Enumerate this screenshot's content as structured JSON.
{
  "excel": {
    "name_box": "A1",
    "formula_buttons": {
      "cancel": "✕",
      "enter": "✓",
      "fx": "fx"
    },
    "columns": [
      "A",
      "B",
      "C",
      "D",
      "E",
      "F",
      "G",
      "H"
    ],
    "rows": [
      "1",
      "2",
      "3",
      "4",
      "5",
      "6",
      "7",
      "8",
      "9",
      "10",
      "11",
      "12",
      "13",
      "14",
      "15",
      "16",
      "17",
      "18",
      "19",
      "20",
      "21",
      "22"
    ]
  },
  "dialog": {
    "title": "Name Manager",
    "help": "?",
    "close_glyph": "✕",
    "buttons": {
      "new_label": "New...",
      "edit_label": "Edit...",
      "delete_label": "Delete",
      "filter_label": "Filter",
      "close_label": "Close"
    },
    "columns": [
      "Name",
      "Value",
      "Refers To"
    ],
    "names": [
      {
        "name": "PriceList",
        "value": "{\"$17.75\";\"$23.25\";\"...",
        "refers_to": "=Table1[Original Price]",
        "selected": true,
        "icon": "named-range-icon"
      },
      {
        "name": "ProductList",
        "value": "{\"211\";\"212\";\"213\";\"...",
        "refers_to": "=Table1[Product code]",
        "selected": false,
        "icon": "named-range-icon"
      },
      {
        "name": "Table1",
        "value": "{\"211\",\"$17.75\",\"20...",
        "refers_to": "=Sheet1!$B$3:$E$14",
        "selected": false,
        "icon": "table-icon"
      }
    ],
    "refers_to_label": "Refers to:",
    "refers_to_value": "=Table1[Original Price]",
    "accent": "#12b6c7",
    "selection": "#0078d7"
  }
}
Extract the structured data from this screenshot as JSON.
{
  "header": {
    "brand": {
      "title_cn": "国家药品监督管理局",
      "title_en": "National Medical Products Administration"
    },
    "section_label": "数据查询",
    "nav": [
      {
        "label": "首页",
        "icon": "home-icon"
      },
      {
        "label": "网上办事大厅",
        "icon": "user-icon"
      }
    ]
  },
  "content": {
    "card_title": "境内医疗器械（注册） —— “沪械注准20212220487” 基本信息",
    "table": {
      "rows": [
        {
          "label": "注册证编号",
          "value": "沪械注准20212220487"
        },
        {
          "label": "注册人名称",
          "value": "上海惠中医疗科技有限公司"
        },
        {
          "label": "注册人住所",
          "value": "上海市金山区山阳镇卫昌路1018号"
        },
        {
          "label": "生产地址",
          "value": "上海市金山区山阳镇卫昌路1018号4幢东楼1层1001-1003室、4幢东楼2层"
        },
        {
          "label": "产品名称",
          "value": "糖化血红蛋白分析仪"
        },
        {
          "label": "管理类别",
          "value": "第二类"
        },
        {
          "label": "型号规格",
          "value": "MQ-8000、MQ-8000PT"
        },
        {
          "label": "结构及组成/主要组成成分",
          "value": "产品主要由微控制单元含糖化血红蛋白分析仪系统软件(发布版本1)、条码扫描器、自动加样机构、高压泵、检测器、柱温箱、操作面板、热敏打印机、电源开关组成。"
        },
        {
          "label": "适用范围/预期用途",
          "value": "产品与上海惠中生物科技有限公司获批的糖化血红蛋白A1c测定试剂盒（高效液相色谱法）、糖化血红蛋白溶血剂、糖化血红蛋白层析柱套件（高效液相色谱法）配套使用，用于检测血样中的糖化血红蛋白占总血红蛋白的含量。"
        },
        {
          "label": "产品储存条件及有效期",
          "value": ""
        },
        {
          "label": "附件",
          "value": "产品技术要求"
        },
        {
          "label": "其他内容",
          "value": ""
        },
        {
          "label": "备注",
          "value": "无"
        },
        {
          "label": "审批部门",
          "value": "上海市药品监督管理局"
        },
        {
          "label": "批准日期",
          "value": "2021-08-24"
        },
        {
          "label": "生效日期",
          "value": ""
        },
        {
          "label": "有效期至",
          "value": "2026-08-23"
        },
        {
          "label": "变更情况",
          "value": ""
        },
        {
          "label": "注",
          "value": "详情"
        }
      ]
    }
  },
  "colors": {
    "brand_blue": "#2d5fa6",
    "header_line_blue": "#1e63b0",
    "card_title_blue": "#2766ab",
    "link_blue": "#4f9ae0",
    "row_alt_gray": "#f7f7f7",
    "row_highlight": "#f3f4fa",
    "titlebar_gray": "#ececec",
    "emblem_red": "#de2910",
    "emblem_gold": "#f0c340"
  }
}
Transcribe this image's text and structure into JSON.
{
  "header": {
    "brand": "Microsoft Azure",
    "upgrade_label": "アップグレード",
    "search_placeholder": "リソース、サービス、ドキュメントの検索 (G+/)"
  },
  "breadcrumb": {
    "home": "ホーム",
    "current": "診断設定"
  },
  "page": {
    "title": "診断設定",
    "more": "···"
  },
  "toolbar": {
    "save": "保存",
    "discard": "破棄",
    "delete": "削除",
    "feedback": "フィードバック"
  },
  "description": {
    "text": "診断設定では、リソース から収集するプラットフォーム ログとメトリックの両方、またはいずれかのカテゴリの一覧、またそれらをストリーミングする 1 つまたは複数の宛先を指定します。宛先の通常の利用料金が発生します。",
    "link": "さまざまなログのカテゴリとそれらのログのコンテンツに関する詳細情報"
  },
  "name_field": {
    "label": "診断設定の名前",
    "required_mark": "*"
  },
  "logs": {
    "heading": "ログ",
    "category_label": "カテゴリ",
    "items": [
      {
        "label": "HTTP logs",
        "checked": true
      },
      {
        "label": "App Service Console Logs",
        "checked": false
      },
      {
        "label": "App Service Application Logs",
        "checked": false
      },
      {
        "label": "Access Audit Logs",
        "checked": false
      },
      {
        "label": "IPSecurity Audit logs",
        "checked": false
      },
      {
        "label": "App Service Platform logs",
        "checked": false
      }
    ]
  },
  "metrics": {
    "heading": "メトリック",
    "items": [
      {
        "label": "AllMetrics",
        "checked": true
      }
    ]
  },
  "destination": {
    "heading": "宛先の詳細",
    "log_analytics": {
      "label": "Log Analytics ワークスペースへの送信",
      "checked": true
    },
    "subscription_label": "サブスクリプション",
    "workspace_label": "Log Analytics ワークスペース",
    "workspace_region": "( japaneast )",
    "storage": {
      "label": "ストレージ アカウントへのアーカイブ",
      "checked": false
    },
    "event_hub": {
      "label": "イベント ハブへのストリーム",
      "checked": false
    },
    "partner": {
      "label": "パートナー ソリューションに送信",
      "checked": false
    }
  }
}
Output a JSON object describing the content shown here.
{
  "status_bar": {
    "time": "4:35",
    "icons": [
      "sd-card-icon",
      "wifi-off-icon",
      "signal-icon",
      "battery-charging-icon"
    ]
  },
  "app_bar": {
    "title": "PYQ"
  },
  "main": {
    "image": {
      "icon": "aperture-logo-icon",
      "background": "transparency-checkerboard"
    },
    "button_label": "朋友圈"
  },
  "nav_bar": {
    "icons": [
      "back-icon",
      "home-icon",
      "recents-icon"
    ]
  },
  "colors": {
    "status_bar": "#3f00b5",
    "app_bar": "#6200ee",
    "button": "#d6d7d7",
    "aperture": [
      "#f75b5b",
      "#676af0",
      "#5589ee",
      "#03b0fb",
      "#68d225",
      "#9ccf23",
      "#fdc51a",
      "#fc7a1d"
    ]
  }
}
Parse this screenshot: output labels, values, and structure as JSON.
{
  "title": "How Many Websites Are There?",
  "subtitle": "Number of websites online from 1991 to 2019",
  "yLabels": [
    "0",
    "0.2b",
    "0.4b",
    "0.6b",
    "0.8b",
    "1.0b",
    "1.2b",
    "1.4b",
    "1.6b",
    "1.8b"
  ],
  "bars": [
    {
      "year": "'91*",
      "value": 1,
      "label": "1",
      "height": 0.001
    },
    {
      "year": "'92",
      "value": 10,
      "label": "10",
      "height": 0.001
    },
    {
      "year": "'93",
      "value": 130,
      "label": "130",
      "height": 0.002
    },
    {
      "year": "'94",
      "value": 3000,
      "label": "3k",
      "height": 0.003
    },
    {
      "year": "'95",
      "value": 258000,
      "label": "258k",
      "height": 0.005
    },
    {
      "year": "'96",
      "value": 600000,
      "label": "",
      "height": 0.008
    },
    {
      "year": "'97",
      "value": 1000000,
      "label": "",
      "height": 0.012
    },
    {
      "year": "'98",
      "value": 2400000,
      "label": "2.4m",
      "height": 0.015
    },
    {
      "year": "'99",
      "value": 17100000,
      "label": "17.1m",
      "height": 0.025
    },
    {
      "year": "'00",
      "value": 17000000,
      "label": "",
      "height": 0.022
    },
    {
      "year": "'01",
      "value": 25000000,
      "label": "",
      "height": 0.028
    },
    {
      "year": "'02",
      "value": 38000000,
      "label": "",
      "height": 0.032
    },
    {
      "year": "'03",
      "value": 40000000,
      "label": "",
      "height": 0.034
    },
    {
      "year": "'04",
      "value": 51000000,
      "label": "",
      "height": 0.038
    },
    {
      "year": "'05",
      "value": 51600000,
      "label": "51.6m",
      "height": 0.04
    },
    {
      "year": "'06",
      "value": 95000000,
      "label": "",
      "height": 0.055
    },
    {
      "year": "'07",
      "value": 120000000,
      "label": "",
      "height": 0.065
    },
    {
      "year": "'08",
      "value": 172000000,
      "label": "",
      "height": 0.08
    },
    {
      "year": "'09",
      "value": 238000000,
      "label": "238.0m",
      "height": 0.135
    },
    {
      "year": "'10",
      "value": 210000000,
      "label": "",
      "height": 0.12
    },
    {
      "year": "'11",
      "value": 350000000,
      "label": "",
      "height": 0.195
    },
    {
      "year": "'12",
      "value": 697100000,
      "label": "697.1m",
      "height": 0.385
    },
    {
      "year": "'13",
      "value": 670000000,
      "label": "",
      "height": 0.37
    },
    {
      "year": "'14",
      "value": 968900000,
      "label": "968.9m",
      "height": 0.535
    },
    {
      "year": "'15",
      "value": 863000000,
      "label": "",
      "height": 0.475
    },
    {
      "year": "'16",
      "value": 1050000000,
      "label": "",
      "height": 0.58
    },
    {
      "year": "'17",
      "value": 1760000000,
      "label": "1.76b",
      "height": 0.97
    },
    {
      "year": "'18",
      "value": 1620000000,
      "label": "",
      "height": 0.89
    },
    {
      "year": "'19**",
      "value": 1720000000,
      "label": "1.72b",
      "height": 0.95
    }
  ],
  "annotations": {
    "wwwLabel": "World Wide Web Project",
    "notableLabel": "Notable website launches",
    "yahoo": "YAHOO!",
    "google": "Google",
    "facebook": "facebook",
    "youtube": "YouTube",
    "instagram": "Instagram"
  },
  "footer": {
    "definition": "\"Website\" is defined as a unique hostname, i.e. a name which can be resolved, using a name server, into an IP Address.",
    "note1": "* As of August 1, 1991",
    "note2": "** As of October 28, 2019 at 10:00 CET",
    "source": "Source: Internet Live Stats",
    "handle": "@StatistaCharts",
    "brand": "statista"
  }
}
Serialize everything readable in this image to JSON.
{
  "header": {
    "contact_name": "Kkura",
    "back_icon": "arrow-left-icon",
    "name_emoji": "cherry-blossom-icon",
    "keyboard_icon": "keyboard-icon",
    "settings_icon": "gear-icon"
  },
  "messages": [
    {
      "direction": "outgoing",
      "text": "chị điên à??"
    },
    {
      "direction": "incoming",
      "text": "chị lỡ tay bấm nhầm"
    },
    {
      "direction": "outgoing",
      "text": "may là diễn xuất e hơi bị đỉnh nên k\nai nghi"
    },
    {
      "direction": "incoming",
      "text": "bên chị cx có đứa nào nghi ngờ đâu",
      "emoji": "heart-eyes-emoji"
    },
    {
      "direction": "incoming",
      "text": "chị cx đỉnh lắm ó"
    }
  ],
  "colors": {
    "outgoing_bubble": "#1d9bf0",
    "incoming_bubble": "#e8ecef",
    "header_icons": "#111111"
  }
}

════════════════

Each line from the one containing "Serialize everything readable" to the final line of the entries above must be returned exactly, and no other line may appear.

FINISHED EXERCISE
Serialize everything readable in this image to JSON.
{
  "header": {
    "contact_name": "Kkura",
    "back_icon": "arrow-left-icon",
    "name_emoji": "cherry-blossom-icon",
    "keyboard_icon": "keyboard-icon",
    "settings_icon": "gear-icon"
  },
  "messages": [
    {
      "direction": "outgoing",
      "text": "chị điên à??"
    },
    {
      "direction": "incoming",
      "text": "chị lỡ tay bấm nhầm"
    },
    {
      "direction": "outgoing",
      "text": "may là diễn xuất e hơi bị đỉnh nên k\nai nghi"
    },
    {
      "direction": "incoming",
      "text": "bên chị cx có đứa nào nghi ngờ đâu",
      "emoji": "heart-eyes-emoji"
    },
    {
      "direction": "incoming",
      "text": "chị cx đỉnh lắm ó"
    }
  ],
  "colors": {
    "outgoing_bubble": "#1d9bf0",
    "incoming_bubble": "#e8ecef",
    "header_icons": "#111111"
  }
}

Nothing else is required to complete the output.